— Begin Data shown —
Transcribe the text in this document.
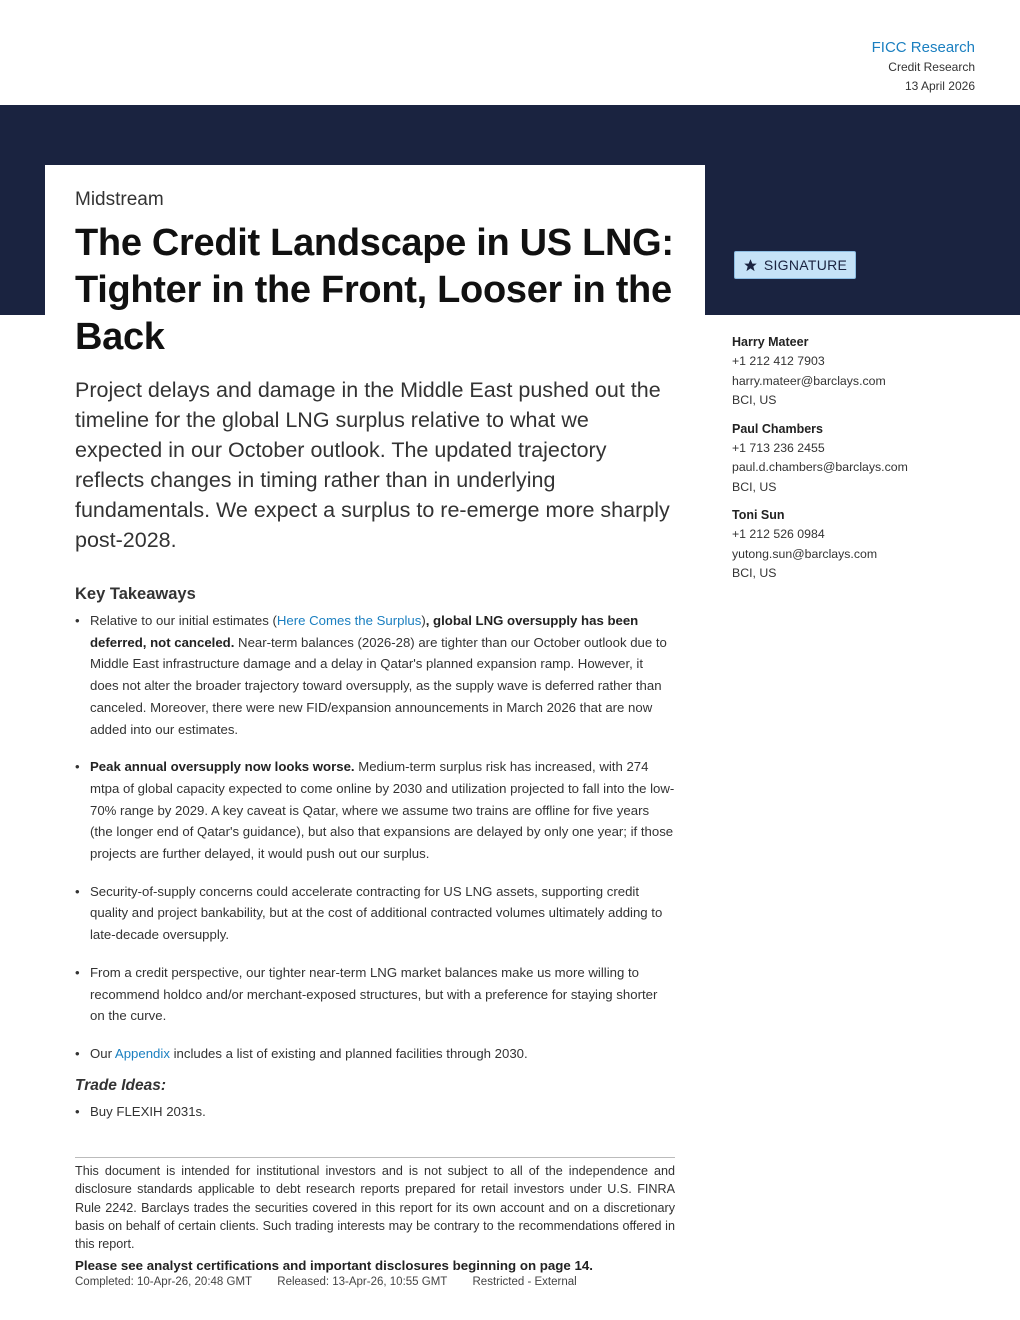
FICC Research
Credit Research
13 April 2026

Midstream

The Credit Landscape in US LNG: Tighter in the Front, Looser in the Back

Project delays and damage in the Middle East pushed out the timeline for the global LNG surplus relative to what we expected in our October outlook. The updated trajectory reflects changes in timing rather than in underlying fundamentals. We expect a surplus to re-emerge more sharply post-2028.

Key Takeaways
• Relative to our initial estimates (Here Comes the Surplus), global LNG oversupply has been deferred, not canceled. Near-term balances (2026-28) are tighter than our October outlook due to Middle East infrastructure damage and a delay in Qatar's planned expansion ramp. However, it does not alter the broader trajectory toward oversupply, as the supply wave is deferred rather than canceled. Moreover, there were new FID/expansion announcements in March 2026 that are now added into our estimates.
• Peak annual oversupply now looks worse. Medium-term surplus risk has increased, with 274 mtpa of global capacity expected to come online by 2030 and utilization projected to fall into the low-70% range by 2029. A key caveat is Qatar, where we assume two trains are offline for five years (the longer end of Qatar's guidance), but also that expansions are delayed by only one year; if those projects are further delayed, it would push out our surplus.
• Security-of-supply concerns could accelerate contracting for US LNG assets, supporting credit quality and project bankability, but at the cost of additional contracted volumes ultimately adding to late-decade oversupply.
• From a credit perspective, our tighter near-term LNG market balances make us more willing to recommend holdco and/or merchant-exposed structures, but with a preference for staying shorter on the curve.
• Our Appendix includes a list of existing and planned facilities through 2030.
Trade Ideas:
• Buy FLEXIH 2031s.
SIGNATURE
Harry Mateer
+1 212 412 7903
harry.mateer@barclays.com
BCI, US
Paul Chambers
+1 713 236 2455
paul.d.chambers@barclays.com
BCI, US
Toni Sun
+1 212 526 0984
yutong.sun@barclays.com
BCI, US

This document is intended for institutional investors and is not subject to all of the independence and disclosure standards applicable to debt research reports prepared for retail investors under U.S. FINRA Rule 2242. Barclays trades the securities covered in this report for its own account and on a discretionary basis on behalf of certain clients. Such trading interests may be contrary to the recommendations offered in this report.

Please see analyst certifications and important disclosures beginning on page 14.

Completed: 10-Apr-26, 20:48 GMT Released: 13-Apr-26, 10:55 GMT Restricted - External
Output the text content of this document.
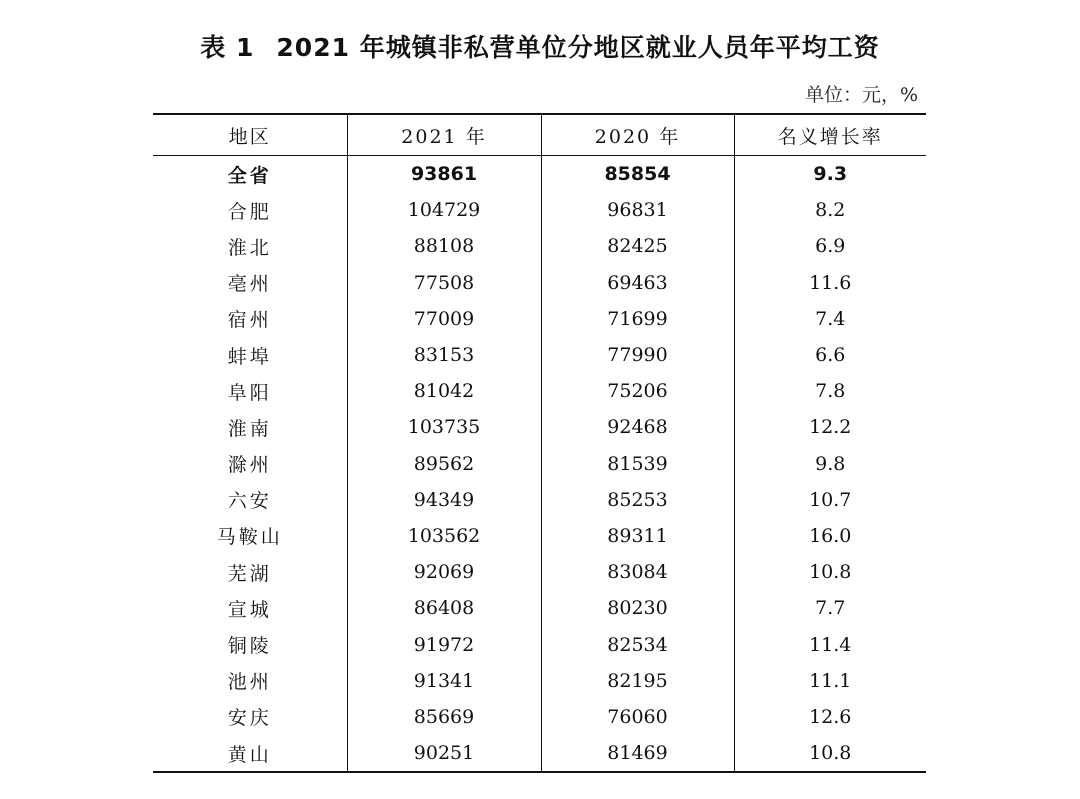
表 1 2021 年城镇非私营单位分地区就业人员年平均工资
单位：元，%
地区	2021 年	2020 年	名义增长率
全省	93861	85854	9.3
合肥	104729	96831	8.2
淮北	88108	82425	6.9
亳州	77508	69463	11.6
宿州	77009	71699	7.4
蚌埠	83153	77990	6.6
阜阳	81042	75206	7.8
淮南	103735	92468	12.2
滁州	89562	81539	9.8
六安	94349	85253	10.7
马鞍山	103562	89311	16.0
芜湖	92069	83084	10.8
宣城	86408	80230	7.7
铜陵	91972	82534	11.4
池州	91341	82195	11.1
安庆	85669	76060	12.6
黄山	90251	81469	10.8
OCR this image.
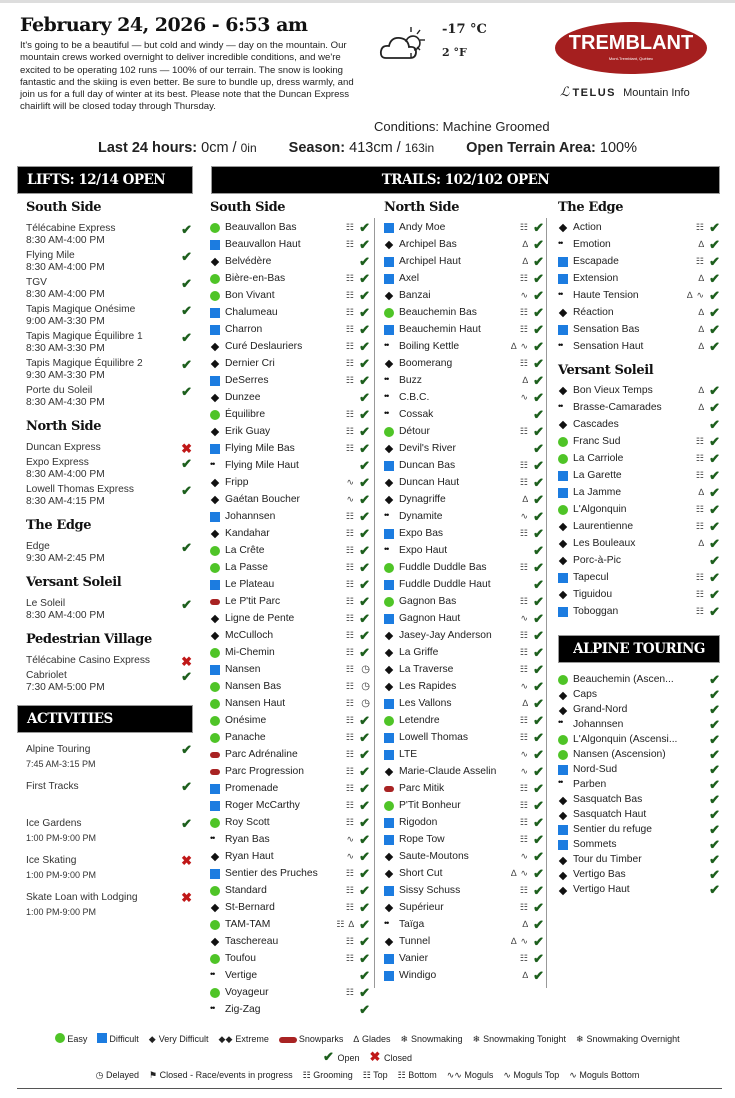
February 24, 2026 - 6:53 am

It's going to be a beautiful — but cold and windy — day on the mountain. Our mountain crews worked overnight to deliver incredible conditions, and we're excited to be operating 102 runs — 100% of our terrain. The snow is looking fantastic and the skiing is even better. Be sure to bundle up, dress warmly, and join us for a full day of winter at its best. Please note that the Duncan Express chairlift will be closed today through Thursday.

-17 °C
2 °F	TREMBLANT
Mont-Tremblant, Québec
ℒ TELUS Mountain Info
Conditions: Machine Groomed
Last 24 hours: 0cm / 0in Season: 413cm / 163in Open Terrain Area: 100%
LIFTS: 12/14 OPEN	TRAILS: 102/102 OPEN
ACTIVITIES
ALPINE TOURING
South Side
Télécabine Express
8:30 AM-4:00 PM
✔
Flying Mile
8:30 AM-4:00 PM
✔
TGV
8:30 AM-4:00 PM
✔
Tapis Magique Onésime
9:00 AM-3:30 PM
✔
Tapis Magique Équilibre 1
8:30 AM-3:30 PM
✔
Tapis Magique Équilibre 2
9:30 AM-3:30 PM
✔
Porte du Soleil
8:30 AM-4:30 PM
✔
North Side
Duncan Express	✖
Expo Express
8:30 AM-4:00 PM
✔
Lowell Thomas Express
8:30 AM-4:15 PM
✔
The Edge
Edge
9:30 AM-2:45 PM
✔
Versant Soleil
Le Soleil
8:30 AM-4:00 PM
✔
Pedestrian Village
Télécabine Casino Express	✖
Cabriolet
7:30 AM-5:00 PM
✔
Alpine Touring
7:45 AM-3:15 PM
✔
First Tracks	✔
Ice Gardens
1:00 PM-9:00 PM
✔
Ice Skating
1:00 PM-9:00 PM
✖
Skate Loan with Lodging
1:00 PM-9:00 PM
✖
South Side
Beauvallon Bas	☷ ✔
Beauvallon Haut	☷ ✔
Belvédère	✔
Bière-en-Bas	☷ ✔
Bon Vivant	☷ ✔
Chalumeau	☷ ✔
Charron	☷ ✔
Curé Deslauriers	☷ ✔
Dernier Cri	☷ ✔
DeSerres	☷ ✔
Dunzee	✔
Équilibre	☷ ✔
Erik Guay	☷ ✔
Flying Mile Bas	☷ ✔
••
Flying Mile Haut	✔
Fripp	∿ ✔
Gaétan Boucher	∿ ✔
Johannsen	☷ ✔
Kandahar	☷ ✔
La Crête	☷ ✔
La Passe	☷ ✔
Le Plateau	☷ ✔
Le P'tit Parc	☷ ✔
Ligne de Pente	☷ ✔
McCulloch	☷ ✔
Mi-Chemin	☷ ✔
Nansen	☷ ◷
Nansen Bas	☷ ◷
Nansen Haut	☷ ◷
Onésime	☷ ✔
Panache	☷ ✔
Parc Adrénaline	☷ ✔
Parc Progression	☷ ✔
Promenade	☷ ✔
Roger McCarthy	☷ ✔
Roy Scott	☷ ✔
••
Ryan Bas	∿ ✔
Ryan Haut	∿ ✔
Sentier des Pruches	☷ ✔
Standard	☷ ✔
St-Bernard	☷ ✔
TAM-TAM	☷ ∆ ✔
Taschereau	☷ ✔
Toufou	☷ ✔
••
Vertige	✔
Voyageur	☷ ✔
••
Zig-Zag	✔
North Side
Andy Moe	☷ ✔
Archipel Bas	∆ ✔
Archipel Haut	∆ ✔
Axel	☷ ✔
Banzai	∿ ✔
Beauchemin Bas	☷ ✔
Beauchemin Haut	☷ ✔
••
Boiling Kettle	∆ ∿ ✔
Boomerang	☷ ✔
••
Buzz	∆ ✔
••
C.B.C.	∿ ✔
••
Cossak	✔
Détour	☷ ✔
Devil's River	✔
Duncan Bas	☷ ✔
Duncan Haut	☷ ✔
Dynagriffe	∆ ✔
••
Dynamite	∿ ✔
Expo Bas	☷ ✔
••
Expo Haut	✔
Fuddle Duddle Bas	☷ ✔
Fuddle Duddle Haut	✔
Gagnon Bas	☷ ✔
Gagnon Haut	∿ ✔
Jasey-Jay Anderson	☷ ✔
La Griffe	☷ ✔
La Traverse	☷ ✔
Les Rapides	∿ ✔
Les Vallons	∆ ✔
Letendre	☷ ✔
Lowell Thomas	☷ ✔
LTE	∿ ✔
Marie-Claude Asselin	∿ ✔
Parc Mitik	☷ ✔
P'Tit Bonheur	☷ ✔
Rigodon	☷ ✔
Rope Tow	☷ ✔
Saute-Moutons	∿ ✔
Short Cut	∆ ∿ ✔
Sissy Schuss	☷ ✔
Supérieur	☷ ✔
••
Taïga	∆ ✔
Tunnel	∆ ∿ ✔
Vanier	☷ ✔
Windigo	∆ ✔
The Edge
Action	☷ ✔
••
Emotion	∆ ✔
Escapade	☷ ✔
Extension	∆ ✔
••
Haute Tension	∆ ∿ ✔
Réaction	∆ ✔
Sensation Bas	∆ ✔
••
Sensation Haut	∆ ✔
Versant Soleil
Bon Vieux Temps	∆ ✔
••
Brasse-Camarades	∆ ✔
Cascades	✔
Franc Sud	☷ ✔
La Carriole	☷ ✔
La Garette	☷ ✔
La Jamme	∆ ✔
L'Algonquin	☷ ✔
Laurentienne	☷ ✔
Les Bouleaux	∆ ✔
Porc-à-Pic	✔
Tapecul	☷ ✔
Tiguidou	☷ ✔
Toboggan	☷ ✔
Beauchemin (Ascen...	✔
Caps	✔
Grand-Nord	✔
••
Johannsen	✔
L'Algonquin (Ascensi... ✔
Nansen (Ascension)	✔
Nord-Sud	✔
••
Parben	✔
Sasquatch Bas	✔
Sasquatch Haut	✔
Sentier du refuge	✔
Sommets	✔
Tour du Timber	✔
Vertigo Bas	✔
Vertigo Haut	✔
Easy Difficult ◆ Very Difficult ◆◆ Extreme	Snowparks ∆ Glades ❄ Snowmaking ❄ Snowmaking Tonight ❄ Snowmaking Overnight
✔ Open ✖ Closed
◷ Delayed ⚑ Closed - Race/events in progress ☷ Grooming ☷ Top ☷ Bottom ∿∿ Moguls ∿ Moguls Top ∿ Moguls Bottom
— End Data shown —
**What is asked**. Find the word "Lowell" and list each line it appears in.

**Answer for the task**.
Lowell Thomas Express
Lowell Thomas	☷ ✔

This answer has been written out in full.